[START]
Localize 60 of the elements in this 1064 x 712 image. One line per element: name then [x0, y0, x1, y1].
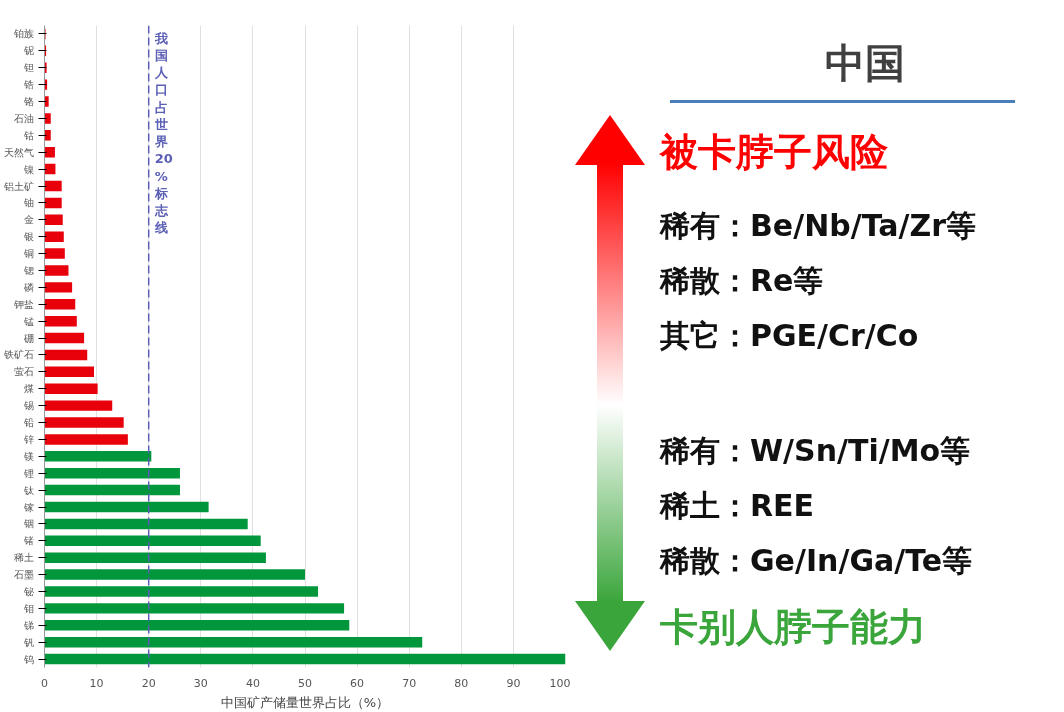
y-tick-label: 铂族 [12, 28, 34, 40]
x-tick-label: 40 [245, 676, 260, 690]
text: 稀有：Be/Nb/Ta/Zr等 [660, 207, 977, 245]
x-tick-label: 10 [89, 676, 104, 690]
text: 中国 [824, 39, 906, 88]
text: 被卡脖子风险 [660, 129, 888, 176]
text: 稀散：Re等 [660, 262, 824, 300]
y-tick-label: 铜 [22, 248, 34, 260]
x-tick-label: 20 [141, 676, 156, 690]
x-tick-label: 90 [506, 676, 521, 690]
y-tick-label: 稀土 [13, 552, 34, 564]
x-tick-label: 0 [41, 676, 48, 690]
x-tick-label: 70 [402, 676, 417, 690]
y-tick-label: 锗 [22, 535, 34, 547]
text: 其它：PGE/Cr/Co [660, 317, 919, 355]
y-tick-label: 铌 [22, 45, 34, 57]
y-tick-label: 钨 [22, 653, 34, 665]
y-tick-label: 锰 [22, 315, 34, 327]
y-tick-label: 铬 [22, 96, 34, 108]
y-tick-label: 铀 [22, 197, 34, 209]
y-tick-label: 银 [22, 231, 34, 243]
y-tick-label: 铁矿石 [2, 349, 34, 361]
x-tick-label: 100 [549, 676, 571, 690]
y-tick-label: 钾盐 [12, 298, 34, 310]
x-tick-label: 30 [193, 676, 208, 690]
x-tick-label: 50 [298, 676, 312, 690]
x-tick-label: 60 [350, 676, 365, 690]
y-tick-label: 萤石 [13, 366, 34, 378]
text: 卡别人脖子能力 [660, 604, 926, 651]
y-tick-label: 铋 [22, 585, 34, 597]
y-tick-label: 锑 [22, 619, 34, 631]
y-tick-label: 镓 [22, 501, 34, 513]
y-tick-label: 镁 [22, 450, 34, 462]
y-tick-label: 石墨 [13, 569, 34, 581]
y-tick-label: 天然气 [3, 146, 34, 158]
y-tick-label: 锌 [22, 433, 34, 445]
y-tick-label: 钽 [22, 62, 34, 74]
y-tick-label: 锡 [22, 400, 34, 412]
y-tick-label: 钛 [22, 484, 34, 496]
y-tick-label: 钼 [22, 602, 34, 614]
y-tick-label: 镍 [22, 163, 34, 175]
y-tick-label: 锆 [22, 79, 34, 91]
y-tick-label: 钒 [22, 636, 34, 648]
y-tick-label: 金 [23, 214, 34, 226]
text: 我国人口占世界20%标志线 [154, 30, 173, 236]
y-tick-label: 石油 [13, 112, 34, 124]
y-tick-label: 铟 [22, 518, 34, 530]
y-tick-label: 煤 [23, 383, 34, 395]
x-tick-label: 80 [454, 676, 469, 690]
y-tick-label: 硼 [22, 332, 34, 344]
text: 稀土：REE [660, 487, 815, 525]
text: 稀散：Ge/In/Ga/Te等 [660, 542, 973, 580]
y-tick-label: 锶 [22, 264, 34, 276]
y-tick-label: 铝土矿 [2, 180, 34, 192]
y-tick-label: 锂 [22, 467, 34, 479]
y-tick-label: 磷 [22, 281, 34, 293]
text: 稀有：W/Sn/Ti/Mo等 [660, 432, 971, 470]
y-tick-label: 铅 [22, 417, 34, 429]
x-axis-title: 中国矿产储量世界占比（%） [220, 694, 390, 710]
y-tick-label: 钴 [22, 129, 34, 141]
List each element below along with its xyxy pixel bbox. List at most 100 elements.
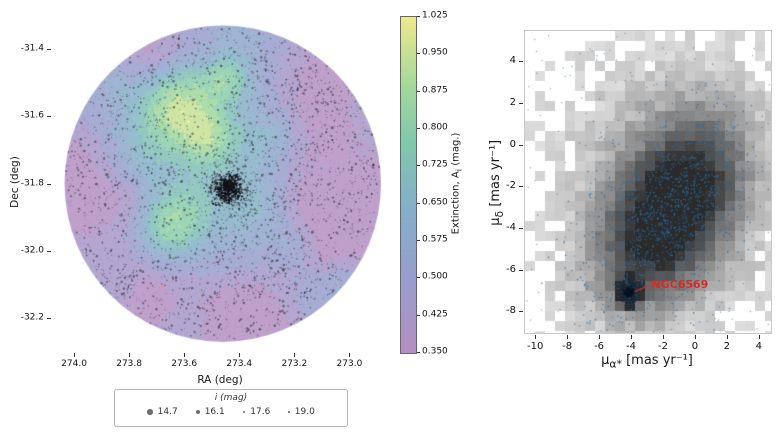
- pm-xlabel-rest: [mas yr⁻¹]: [621, 353, 693, 368]
- map-y-tick: -32.2: [20, 312, 44, 323]
- tick-mark: [74, 353, 76, 357]
- tick-mark: [662, 335, 664, 339]
- pm-y-tick: -8: [506, 305, 516, 317]
- tick-mark: [417, 240, 420, 241]
- legend-item: 14.7: [147, 407, 178, 417]
- legend-items: 14.7 16.1 17.6 19.0: [115, 407, 347, 417]
- legend-marker-dot: [288, 411, 290, 413]
- pm-yaxis-label: μδ [mas yr⁻¹]: [488, 113, 506, 253]
- tick-mark: [726, 335, 728, 339]
- pm-x-tick: 2: [723, 341, 731, 352]
- tick-mark: [47, 318, 51, 320]
- tick-mark: [417, 128, 420, 129]
- map-x-tick: 273.6: [171, 359, 198, 369]
- pm-y-tick: 0: [509, 138, 516, 150]
- pm-xaxis-label: μα* [mas yr⁻¹]: [524, 353, 770, 371]
- tick-mark: [47, 49, 51, 51]
- map-y-tick: -31.6: [20, 110, 44, 121]
- proper-motion-canvas: [524, 30, 772, 334]
- legend-item: 16.1: [195, 407, 225, 417]
- tick-mark: [417, 16, 420, 17]
- legend-marker-dot: [195, 410, 200, 414]
- map-x-tick: 273.8: [116, 359, 142, 369]
- colorbar-tick: 0.350: [422, 346, 448, 357]
- pm-y-tick: -2: [506, 180, 516, 192]
- colorbar-label: Extinction, Ai (mag.): [451, 114, 464, 254]
- tick-mark: [129, 353, 131, 357]
- pm-x-tick: -2: [657, 341, 668, 352]
- tick-mark: [519, 227, 523, 229]
- pm-ylabel-sub: δ: [492, 210, 506, 218]
- tick-mark: [417, 202, 420, 204]
- tick-mark: [47, 183, 51, 185]
- map-y-tick: -32.0: [20, 245, 44, 256]
- colorbar-tick: 0.425: [422, 309, 448, 320]
- tick-mark: [47, 251, 51, 252]
- legend-label: 19.0: [294, 407, 315, 417]
- colorbar-tick: 0.950: [422, 47, 448, 58]
- tick-mark: [519, 61, 523, 63]
- legend-label: 17.6: [250, 407, 271, 417]
- tick-mark: [184, 353, 186, 357]
- tick-mark: [417, 165, 420, 167]
- tick-mark: [417, 314, 420, 316]
- tick-mark: [519, 144, 523, 146]
- map-x-tick: 273.4: [226, 359, 253, 369]
- legend-item: 17.6: [242, 407, 271, 417]
- pm-xlabel-sub: α*: [609, 357, 622, 371]
- sky-map-canvas: [52, 12, 388, 352]
- tick-mark: [417, 277, 420, 279]
- tick-mark: [417, 90, 420, 92]
- tick-mark: [519, 102, 523, 104]
- tick-mark: [239, 353, 241, 357]
- colorbar-tick: 0.875: [422, 85, 448, 96]
- map-x-tick: 273.2: [281, 359, 308, 369]
- colorbar-tick: 0.650: [422, 197, 448, 208]
- pm-x-tick: -4: [626, 341, 637, 352]
- colorbar-tick: 0.500: [422, 271, 448, 282]
- tick-mark: [758, 335, 760, 339]
- tick-mark: [694, 335, 696, 339]
- pm-ylabel-rest: [mas yr⁻¹]: [488, 139, 504, 211]
- pm-y-tick: -6: [506, 263, 516, 275]
- pm-x-tick: -10: [527, 341, 544, 352]
- tick-mark: [599, 335, 601, 339]
- map-yaxis-label: Dec (deg): [9, 156, 21, 208]
- tick-mark: [519, 186, 523, 188]
- pm-y-tick: -4: [506, 221, 516, 233]
- tick-mark: [519, 269, 523, 271]
- colorbar-tick: 0.800: [422, 122, 448, 133]
- pm-xlabel-base: μ: [601, 353, 610, 368]
- tick-mark: [349, 353, 351, 357]
- pm-y-tick: 4: [509, 55, 516, 67]
- legend-label: 16.1: [204, 407, 225, 417]
- pm-x-tick: -6: [594, 341, 605, 352]
- pm-x-tick: 0: [691, 341, 699, 352]
- pm-ylabel-base: μ: [488, 217, 504, 226]
- legend-marker-dot: [147, 409, 153, 415]
- map-x-tick: 274.0: [61, 359, 87, 369]
- colorbar-label-rest: (mag.): [450, 132, 462, 169]
- map-y-tick: -31.8: [20, 178, 44, 189]
- pm-y-tick: 2: [509, 96, 516, 108]
- tick-mark: [417, 352, 420, 353]
- tick-mark: [519, 311, 523, 313]
- size-legend: i (mag) 14.7 16.1 17.6 19.0: [114, 389, 348, 427]
- map-x-tick: 273.0: [336, 359, 363, 369]
- tick-mark: [631, 335, 633, 339]
- colorbar-tick: 0.575: [422, 234, 448, 245]
- colorbar-tick: 0.725: [422, 159, 448, 170]
- legend-item: 19.0: [288, 407, 315, 417]
- tick-mark: [417, 53, 420, 55]
- colorbar-label-base: Extinction, A: [450, 171, 462, 235]
- tick-mark: [567, 335, 569, 339]
- legend-label: 14.7: [157, 407, 178, 417]
- legend-title: i (mag): [214, 393, 248, 403]
- pm-x-tick: 4: [755, 341, 762, 352]
- map-y-tick: -31.4: [20, 43, 44, 54]
- colorbar-label-sub: i: [453, 168, 464, 172]
- colorbar-gradient: [400, 16, 417, 354]
- colorbar-tick: 1.025: [422, 10, 448, 21]
- map-xaxis-label: RA (deg): [197, 374, 243, 386]
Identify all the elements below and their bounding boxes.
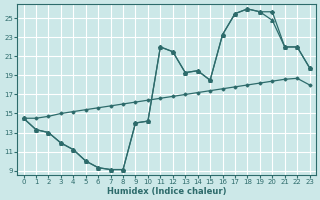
X-axis label: Humidex (Indice chaleur): Humidex (Indice chaleur) xyxy=(107,187,226,196)
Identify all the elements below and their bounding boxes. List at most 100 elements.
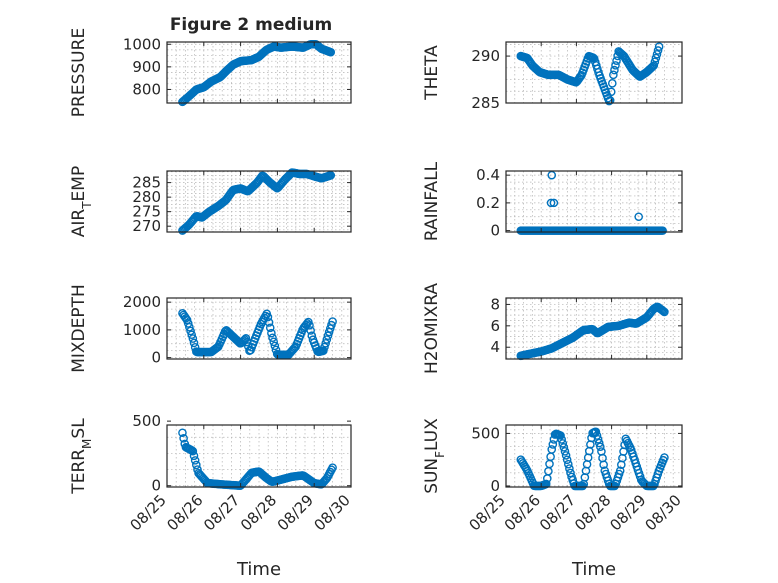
[END]
Goal of the exercise —
Write out the listing verbatim, starting with the line that contains "y-tick-label: 铂族 [12, 28, 34, 40]" and going on through the line that contains "y-tick-label: 稀土 [13, 552, 34, 564]".

Answer in full —
y-tick-label: 铂族 [12, 28, 34, 40]
x-tick-label: 40 [245, 676, 260, 690]
text: 稀有：Be/Nb/Ta/Zr等 [660, 207, 977, 245]
x-tick-label: 10 [89, 676, 104, 690]
text: 中国 [824, 39, 906, 88]
text: 被卡脖子风险 [660, 129, 888, 176]
text: 稀散：Re等 [660, 262, 824, 300]
y-tick-label: 铜 [22, 248, 34, 260]
x-tick-label: 20 [141, 676, 156, 690]
x-tick-label: 90 [506, 676, 521, 690]
y-tick-label: 稀土 [13, 552, 34, 564]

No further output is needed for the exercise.